* **Written task 1**: Decide whether each statement agrees with the hyperbolic functions activity: (a) the first limit is split into two limits; (b) the third limit is handled by writing the hyperbolics in terms of their exponential definitions; (c) in the third limit, the numerator and denominator have different orders. For each, answer yes or no and quote the deciding words of the text.
* **Written task 2**: Write out the passage of the hyperbolic functions activity starting with "By writing hyperbolic" and going on through "other two pieces.".

* **Selection**:
Start

Week 1 Activity

Section 1.3 Week 1 Activity

Subsection 1.3.1 Hyperbolic Functions

Activity 1.3.1.

Calculate these limits.

\begin{equation*} \lim_{x \rightarrow 0} \frac{\sin x \sinh x}{x^2} \end{equation*}
\begin{equation*} \lim_{x \rightarrow 0} x^3 \coth x \end{equation*}
\begin{equation*} \lim_{x \rightarrow \infty} \frac{\sinh x}{\cosh x} \end{equation*}

Solution.

\begin{equation*} \lim_{x \rightarrow 0} \frac{\sin x \sinh x}{x^2} = \lim_{x \rightarrow 0} \frac{\sin x}{x} \frac{\sinh x}{x} = \lim_{x \rightarrow 0} \frac{\sin x}{x} \lim_{x \rightarrow 0} \frac{\sinh x}{x} = 1 \cdot 1= 1\\ \end{equation*}

This limit can be split up into two limits. For both \(\sin x\) and \(\sinh x\text{,}\) there are known limits for the ratio with \(x\) near zero.
\begin{equation*} \lim_{x \rightarrow 0} x^3 \coth x = \lim_{x \rightarrow 0} \frac{x}{\sinh x} x^2 \cosh x = = \left( \lim_{x \rightarrow 0} \frac{x}{\sinh x} \right) \left( \lim_{x \rightarrow 0} x^2 \right) \left( \lim_{x \rightarrow 0} \cosh x \right)= 1 \cdot 0 \cdot 1 = 0 \end{equation*}

By writing hyperbolic cotangent in terms of hyperbolic sine and cosine, this limit can also be split up. Then it uses the known limit for \(\frac{\sinh x}{x}\) and simply evaluate the other two pieces.
\begin{equation*} \lim_{x \rightarrow \infty} \frac{\sinh x}{\cosh x} = \lim_{x \rightarrow \infty} \frac{e^x - e^{-x}}{e^x + e^{-x}} = 1 \end{equation*}

For this limit, I can write the hyperbolics in terms of their exponential defintions and then use asymptotic analysis. I see that the numerator and denominator have the same order and both have leading coefficients \(1\text{.}\) (For limits at infinity, I will almost always rely on exponential definitions of the hyperbolics, either directly on indirectly.)

End

* **Record set**:

Start

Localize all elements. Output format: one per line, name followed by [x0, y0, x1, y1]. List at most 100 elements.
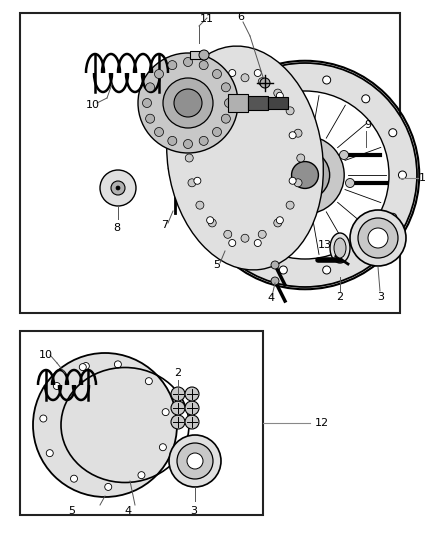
Circle shape — [163, 78, 213, 128]
Circle shape — [100, 170, 136, 206]
Circle shape — [187, 453, 203, 469]
Circle shape — [82, 362, 89, 369]
Circle shape — [111, 181, 125, 195]
Circle shape — [145, 83, 155, 92]
Circle shape — [188, 129, 196, 137]
Circle shape — [212, 69, 222, 78]
Text: 5: 5 — [213, 260, 220, 270]
Circle shape — [254, 239, 261, 246]
Circle shape — [196, 201, 204, 209]
Circle shape — [162, 409, 169, 416]
Circle shape — [185, 415, 199, 429]
Circle shape — [171, 415, 185, 429]
Circle shape — [114, 361, 121, 368]
Circle shape — [185, 154, 193, 162]
Circle shape — [274, 89, 282, 97]
Circle shape — [53, 383, 60, 390]
Circle shape — [208, 219, 216, 227]
Circle shape — [294, 179, 302, 187]
Bar — [190, 51, 206, 59]
Text: 8: 8 — [113, 223, 120, 233]
Text: 4: 4 — [268, 293, 275, 303]
Circle shape — [346, 179, 354, 188]
Circle shape — [276, 217, 283, 224]
Circle shape — [229, 69, 236, 77]
Text: 3: 3 — [378, 292, 385, 302]
Circle shape — [240, 95, 248, 103]
Text: 5: 5 — [68, 506, 75, 516]
Circle shape — [204, 171, 212, 179]
Bar — [20, 13, 400, 313]
Circle shape — [199, 50, 209, 60]
Circle shape — [105, 483, 112, 490]
Circle shape — [294, 129, 302, 137]
Text: 3: 3 — [191, 506, 198, 516]
Circle shape — [350, 210, 406, 266]
Circle shape — [241, 74, 249, 82]
Circle shape — [389, 213, 397, 221]
Circle shape — [221, 91, 389, 259]
Ellipse shape — [334, 238, 346, 258]
Circle shape — [362, 247, 370, 255]
Circle shape — [362, 95, 370, 103]
Circle shape — [274, 219, 282, 227]
Circle shape — [258, 78, 266, 86]
Circle shape — [184, 58, 192, 67]
Circle shape — [271, 261, 279, 269]
Circle shape — [241, 234, 249, 242]
Bar — [228, 94, 248, 112]
Circle shape — [194, 177, 201, 184]
Circle shape — [323, 76, 331, 84]
Circle shape — [185, 387, 199, 401]
Circle shape — [116, 186, 120, 190]
Circle shape — [276, 92, 283, 99]
Circle shape — [79, 364, 86, 370]
Circle shape — [168, 61, 177, 70]
Circle shape — [389, 129, 397, 137]
Text: 10: 10 — [39, 350, 53, 360]
Text: 9: 9 — [364, 120, 371, 130]
Circle shape — [339, 150, 349, 159]
Circle shape — [358, 218, 398, 258]
Circle shape — [289, 132, 296, 139]
Circle shape — [155, 127, 163, 136]
Circle shape — [224, 230, 232, 238]
Circle shape — [207, 217, 214, 224]
Circle shape — [289, 177, 296, 184]
Circle shape — [368, 228, 388, 248]
Circle shape — [279, 76, 287, 84]
Circle shape — [185, 401, 199, 415]
Circle shape — [221, 83, 230, 92]
Text: 2: 2 — [174, 368, 182, 378]
Text: 12: 12 — [315, 418, 329, 428]
Circle shape — [138, 53, 238, 153]
Circle shape — [224, 78, 232, 86]
Circle shape — [196, 107, 204, 115]
Text: 13: 13 — [318, 240, 332, 250]
Circle shape — [258, 230, 266, 238]
Text: 11: 11 — [200, 14, 214, 24]
Circle shape — [177, 443, 213, 479]
Circle shape — [171, 387, 185, 401]
Circle shape — [292, 161, 318, 189]
Text: 6: 6 — [237, 12, 244, 22]
Text: 7: 7 — [162, 220, 169, 230]
Circle shape — [33, 353, 177, 497]
Circle shape — [225, 99, 233, 108]
Circle shape — [145, 114, 155, 123]
Circle shape — [40, 415, 47, 422]
Circle shape — [208, 89, 216, 97]
Circle shape — [213, 213, 221, 221]
Circle shape — [199, 61, 208, 70]
Circle shape — [286, 201, 294, 209]
Circle shape — [193, 63, 417, 287]
Circle shape — [194, 132, 201, 139]
Text: 1: 1 — [418, 173, 425, 183]
Bar — [268, 97, 288, 109]
Circle shape — [399, 171, 406, 179]
Circle shape — [297, 154, 305, 162]
Circle shape — [254, 69, 261, 77]
Circle shape — [199, 136, 208, 146]
Bar — [248, 96, 268, 110]
Text: 10: 10 — [86, 100, 100, 110]
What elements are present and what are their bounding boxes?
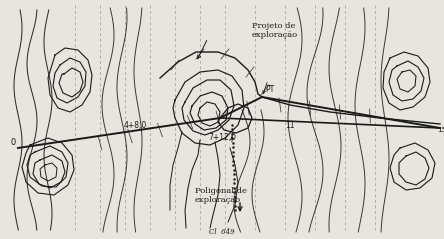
Text: 4+8,0: 4+8,0 (123, 121, 147, 130)
Text: 7+12,0: 7+12,0 (208, 133, 236, 142)
Text: exploração: exploração (252, 31, 298, 39)
Text: Projeto de: Projeto de (252, 22, 295, 30)
Text: 15+1,0: 15+1,0 (437, 127, 444, 133)
Text: Poligonal de: Poligonal de (195, 187, 247, 195)
Text: 11: 11 (285, 121, 295, 130)
Text: PT: PT (265, 85, 274, 94)
Text: exploração: exploração (195, 196, 241, 204)
Text: 0: 0 (10, 138, 16, 147)
Text: Cl  649: Cl 649 (209, 228, 235, 236)
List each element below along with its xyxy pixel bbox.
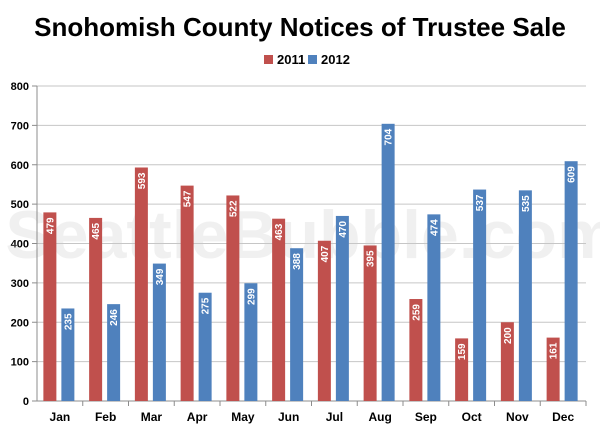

End

* **Correct output 1**:
(a) Yes: "This limit can be split up into two limits."
(b) Yes: "For this limit, I can write the hyperbolics in terms of their exponential defintions and then use asymptotic analysis."
(c) No: "I see that the numerator and denominator have the same order and both have leading coefficients"

* **Correct output 2**:
By writing hyperbolic cotangent in terms of hyperbolic sine and cosine, this limit can also be split up. Then it uses the known limit for \(\frac{\sinh x}{x}\) and simply evaluate the other two pieces.